* _SUPPLIED DATA_
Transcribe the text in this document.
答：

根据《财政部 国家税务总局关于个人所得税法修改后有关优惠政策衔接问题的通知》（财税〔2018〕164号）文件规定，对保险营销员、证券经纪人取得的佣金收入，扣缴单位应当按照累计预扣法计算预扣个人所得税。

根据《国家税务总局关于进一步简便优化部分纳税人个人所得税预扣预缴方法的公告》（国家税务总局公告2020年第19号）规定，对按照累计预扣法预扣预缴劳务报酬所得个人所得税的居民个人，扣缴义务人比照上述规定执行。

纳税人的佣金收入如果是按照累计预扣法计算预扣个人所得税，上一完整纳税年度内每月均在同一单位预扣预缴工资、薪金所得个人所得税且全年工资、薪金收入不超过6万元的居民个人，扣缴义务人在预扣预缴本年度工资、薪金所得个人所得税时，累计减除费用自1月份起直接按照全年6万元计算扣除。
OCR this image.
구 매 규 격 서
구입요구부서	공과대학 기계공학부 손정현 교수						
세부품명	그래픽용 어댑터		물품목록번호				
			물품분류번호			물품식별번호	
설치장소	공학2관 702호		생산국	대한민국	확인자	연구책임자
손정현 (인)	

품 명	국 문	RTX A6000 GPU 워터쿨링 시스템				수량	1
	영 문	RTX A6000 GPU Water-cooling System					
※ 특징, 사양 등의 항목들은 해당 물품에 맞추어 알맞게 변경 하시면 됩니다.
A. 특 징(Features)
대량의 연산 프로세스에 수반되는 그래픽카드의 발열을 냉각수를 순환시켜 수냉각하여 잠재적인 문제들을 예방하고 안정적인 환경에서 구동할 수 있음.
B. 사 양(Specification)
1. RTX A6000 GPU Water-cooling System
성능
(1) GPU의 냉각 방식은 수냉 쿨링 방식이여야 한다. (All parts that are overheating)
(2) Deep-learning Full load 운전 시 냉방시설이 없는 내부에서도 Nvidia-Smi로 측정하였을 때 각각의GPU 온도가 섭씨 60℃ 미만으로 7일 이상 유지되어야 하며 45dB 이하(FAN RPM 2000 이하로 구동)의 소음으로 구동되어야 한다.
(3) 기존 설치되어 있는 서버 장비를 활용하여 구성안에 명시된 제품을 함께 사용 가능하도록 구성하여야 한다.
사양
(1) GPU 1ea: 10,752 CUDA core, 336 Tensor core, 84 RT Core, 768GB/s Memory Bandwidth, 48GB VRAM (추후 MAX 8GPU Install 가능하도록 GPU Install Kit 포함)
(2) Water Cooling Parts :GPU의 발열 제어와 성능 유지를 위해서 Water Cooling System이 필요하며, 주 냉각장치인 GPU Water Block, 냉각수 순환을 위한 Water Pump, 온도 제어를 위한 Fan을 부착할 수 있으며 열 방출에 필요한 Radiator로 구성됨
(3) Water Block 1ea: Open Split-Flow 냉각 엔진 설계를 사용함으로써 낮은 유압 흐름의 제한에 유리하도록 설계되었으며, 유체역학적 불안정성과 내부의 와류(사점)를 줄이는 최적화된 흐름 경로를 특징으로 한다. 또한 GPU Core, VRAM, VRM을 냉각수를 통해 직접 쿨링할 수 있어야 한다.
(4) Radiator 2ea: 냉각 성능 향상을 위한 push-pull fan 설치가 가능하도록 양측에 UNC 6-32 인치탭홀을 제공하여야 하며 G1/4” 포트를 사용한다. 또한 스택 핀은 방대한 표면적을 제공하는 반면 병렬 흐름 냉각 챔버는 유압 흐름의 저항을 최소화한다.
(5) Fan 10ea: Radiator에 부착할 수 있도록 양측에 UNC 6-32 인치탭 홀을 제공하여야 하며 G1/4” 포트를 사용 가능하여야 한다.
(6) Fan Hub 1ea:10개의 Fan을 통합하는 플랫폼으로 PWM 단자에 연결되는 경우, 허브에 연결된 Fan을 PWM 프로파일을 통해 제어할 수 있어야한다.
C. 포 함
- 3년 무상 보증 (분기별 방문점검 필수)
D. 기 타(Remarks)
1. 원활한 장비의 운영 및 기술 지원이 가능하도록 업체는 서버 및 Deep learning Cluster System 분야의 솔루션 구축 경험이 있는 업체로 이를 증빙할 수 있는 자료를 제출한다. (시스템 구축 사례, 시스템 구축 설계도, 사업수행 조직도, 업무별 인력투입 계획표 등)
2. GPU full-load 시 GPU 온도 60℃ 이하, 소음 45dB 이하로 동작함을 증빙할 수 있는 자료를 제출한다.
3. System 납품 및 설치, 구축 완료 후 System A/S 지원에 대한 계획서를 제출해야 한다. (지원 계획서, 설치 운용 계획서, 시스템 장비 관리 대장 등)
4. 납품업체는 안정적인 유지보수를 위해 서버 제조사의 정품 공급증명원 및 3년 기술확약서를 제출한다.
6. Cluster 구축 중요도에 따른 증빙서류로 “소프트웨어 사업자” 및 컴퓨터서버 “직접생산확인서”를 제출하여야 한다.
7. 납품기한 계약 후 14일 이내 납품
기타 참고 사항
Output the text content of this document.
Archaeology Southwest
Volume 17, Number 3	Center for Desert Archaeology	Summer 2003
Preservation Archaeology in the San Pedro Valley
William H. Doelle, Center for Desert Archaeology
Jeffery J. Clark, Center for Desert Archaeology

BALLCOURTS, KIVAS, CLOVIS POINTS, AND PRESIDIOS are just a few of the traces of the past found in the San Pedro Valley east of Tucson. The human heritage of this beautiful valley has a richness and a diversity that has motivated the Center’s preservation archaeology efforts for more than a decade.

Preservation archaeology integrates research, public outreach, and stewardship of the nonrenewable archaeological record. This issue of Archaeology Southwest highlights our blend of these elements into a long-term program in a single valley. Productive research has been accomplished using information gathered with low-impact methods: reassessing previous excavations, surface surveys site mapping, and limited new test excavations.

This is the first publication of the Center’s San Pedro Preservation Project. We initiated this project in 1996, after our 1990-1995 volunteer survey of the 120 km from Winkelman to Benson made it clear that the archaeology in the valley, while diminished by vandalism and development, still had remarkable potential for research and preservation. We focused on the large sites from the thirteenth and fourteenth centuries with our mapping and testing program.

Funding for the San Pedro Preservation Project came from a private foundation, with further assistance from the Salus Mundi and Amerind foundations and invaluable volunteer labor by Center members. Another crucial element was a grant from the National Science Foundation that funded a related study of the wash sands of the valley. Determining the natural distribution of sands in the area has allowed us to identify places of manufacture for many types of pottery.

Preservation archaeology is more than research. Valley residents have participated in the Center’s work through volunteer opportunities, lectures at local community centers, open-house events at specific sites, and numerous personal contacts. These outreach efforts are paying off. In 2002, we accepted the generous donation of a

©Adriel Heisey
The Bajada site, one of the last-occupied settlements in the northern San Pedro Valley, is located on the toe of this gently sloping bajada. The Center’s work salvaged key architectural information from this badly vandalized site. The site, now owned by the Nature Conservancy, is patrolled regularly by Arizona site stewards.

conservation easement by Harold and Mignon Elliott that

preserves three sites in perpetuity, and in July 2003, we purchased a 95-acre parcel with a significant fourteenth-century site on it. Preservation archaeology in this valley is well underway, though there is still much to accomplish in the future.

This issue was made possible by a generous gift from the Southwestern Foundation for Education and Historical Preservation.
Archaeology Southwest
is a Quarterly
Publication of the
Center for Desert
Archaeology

* _WHAT TO PRODUCE_
Scan the listing above for the word "made" and show each line where it is found.

* _RESPONSE TO THIS TASK_
This is the first publication of the Center’s San Pedro Preservation Project. We initiated this project in 1996, after our 1990-1995 volunteer survey of the 120 km from Winkelman to Benson made it clear that the archaeology in the valley, while diminished by vandalism and development, still had remarkable potential for research and preservation. We focused on the large sites from the thirteenth and fourteenth centuries with our mapping and testing program.
This issue was made possible by a generous gift from the Southwestern Foundation for Education and Historical Preservation.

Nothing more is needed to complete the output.